Exercise instructions: Search the data for the word "осциллятора". Reproduce every line where it is found.
----
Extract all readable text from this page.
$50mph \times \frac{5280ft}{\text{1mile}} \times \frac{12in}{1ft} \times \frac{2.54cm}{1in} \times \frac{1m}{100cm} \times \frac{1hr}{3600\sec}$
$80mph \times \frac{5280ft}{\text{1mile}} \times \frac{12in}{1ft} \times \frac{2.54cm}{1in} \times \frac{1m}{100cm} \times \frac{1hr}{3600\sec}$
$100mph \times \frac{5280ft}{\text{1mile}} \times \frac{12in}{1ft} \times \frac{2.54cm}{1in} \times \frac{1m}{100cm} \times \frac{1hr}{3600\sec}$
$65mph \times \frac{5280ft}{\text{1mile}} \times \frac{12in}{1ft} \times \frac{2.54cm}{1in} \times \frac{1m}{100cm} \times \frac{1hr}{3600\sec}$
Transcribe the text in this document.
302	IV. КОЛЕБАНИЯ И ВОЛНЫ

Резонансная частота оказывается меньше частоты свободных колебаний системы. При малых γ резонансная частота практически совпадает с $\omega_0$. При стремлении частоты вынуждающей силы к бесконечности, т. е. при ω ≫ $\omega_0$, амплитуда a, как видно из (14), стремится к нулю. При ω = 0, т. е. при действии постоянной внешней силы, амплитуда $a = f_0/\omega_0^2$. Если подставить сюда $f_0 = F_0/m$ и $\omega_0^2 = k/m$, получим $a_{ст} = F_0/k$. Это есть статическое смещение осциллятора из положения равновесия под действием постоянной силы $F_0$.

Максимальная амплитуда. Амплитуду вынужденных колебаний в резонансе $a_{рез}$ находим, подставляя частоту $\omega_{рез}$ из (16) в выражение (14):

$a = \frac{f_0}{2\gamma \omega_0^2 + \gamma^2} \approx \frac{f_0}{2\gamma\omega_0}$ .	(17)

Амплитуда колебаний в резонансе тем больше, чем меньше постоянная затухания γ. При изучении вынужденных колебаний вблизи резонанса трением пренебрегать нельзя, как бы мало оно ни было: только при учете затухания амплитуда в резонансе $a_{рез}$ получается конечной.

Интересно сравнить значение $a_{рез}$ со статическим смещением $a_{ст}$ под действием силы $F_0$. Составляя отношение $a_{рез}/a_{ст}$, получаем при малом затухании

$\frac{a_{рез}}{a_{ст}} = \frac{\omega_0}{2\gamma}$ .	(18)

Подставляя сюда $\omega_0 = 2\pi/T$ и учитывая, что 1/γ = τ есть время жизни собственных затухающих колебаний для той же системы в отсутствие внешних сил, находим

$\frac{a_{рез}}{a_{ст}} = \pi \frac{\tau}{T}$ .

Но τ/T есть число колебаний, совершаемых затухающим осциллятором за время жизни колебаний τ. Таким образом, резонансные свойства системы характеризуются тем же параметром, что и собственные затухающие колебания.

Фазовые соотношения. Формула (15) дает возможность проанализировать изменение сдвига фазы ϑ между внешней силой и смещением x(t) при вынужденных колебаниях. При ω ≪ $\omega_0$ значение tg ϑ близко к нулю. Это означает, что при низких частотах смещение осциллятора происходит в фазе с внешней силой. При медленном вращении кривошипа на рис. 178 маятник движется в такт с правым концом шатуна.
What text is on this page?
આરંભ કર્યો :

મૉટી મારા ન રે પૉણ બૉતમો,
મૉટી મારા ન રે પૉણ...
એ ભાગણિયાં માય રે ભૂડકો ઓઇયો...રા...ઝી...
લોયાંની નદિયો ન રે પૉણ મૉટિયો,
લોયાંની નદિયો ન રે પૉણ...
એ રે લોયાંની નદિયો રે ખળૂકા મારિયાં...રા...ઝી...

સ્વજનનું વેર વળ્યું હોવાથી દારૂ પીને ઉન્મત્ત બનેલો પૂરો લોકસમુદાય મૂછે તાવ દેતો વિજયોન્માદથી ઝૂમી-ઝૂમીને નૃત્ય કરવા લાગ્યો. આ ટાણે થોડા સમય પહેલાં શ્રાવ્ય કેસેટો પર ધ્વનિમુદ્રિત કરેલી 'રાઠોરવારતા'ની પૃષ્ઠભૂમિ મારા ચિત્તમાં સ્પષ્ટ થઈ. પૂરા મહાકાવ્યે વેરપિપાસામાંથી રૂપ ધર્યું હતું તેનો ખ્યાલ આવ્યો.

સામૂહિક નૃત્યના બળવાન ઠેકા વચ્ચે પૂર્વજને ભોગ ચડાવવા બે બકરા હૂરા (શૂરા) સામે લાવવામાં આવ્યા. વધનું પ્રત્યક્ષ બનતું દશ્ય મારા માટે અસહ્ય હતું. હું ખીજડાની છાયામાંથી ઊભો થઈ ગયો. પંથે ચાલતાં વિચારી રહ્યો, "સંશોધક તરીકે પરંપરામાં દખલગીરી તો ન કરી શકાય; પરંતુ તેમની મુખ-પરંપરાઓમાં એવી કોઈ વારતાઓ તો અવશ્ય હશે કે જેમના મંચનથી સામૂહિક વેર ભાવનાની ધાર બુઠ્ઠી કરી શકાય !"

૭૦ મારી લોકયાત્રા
----
Written solution:
Резонансная частота оказывается меньше частоты свободных колебаний системы. При малых γ резонансная частота практически совпадает с $\omega_0$. При стремлении частоты вынуждающей силы к бесконечности, т. е. при ω ≫ $\omega_0$, амплитуда a, как видно из (14), стремится к нулю. При ω = 0, т. е. при действии постоянной внешней силы, амплитуда $a = f_0/\omega_0^2$. Если подставить сюда $f_0 = F_0/m$ и $\omega_0^2 = k/m$, получим $a_{ст} = F_0/k$. Это есть статическое смещение осциллятора из положения равновесия под действием постоянной силы $F_0$.
Фазовые соотношения. Формула (15) дает возможность проанализировать изменение сдвига фазы ϑ между внешней силой и смещением x(t) при вынужденных колебаниях. При ω ≪ $\omega_0$ значение tg ϑ близко к нулю. Это означает, что при низких частотах смещение осциллятора происходит в фазе с внешней силой. При медленном вращении кривошипа на рис. 178 маятник движется в такт с правым концом шатуна.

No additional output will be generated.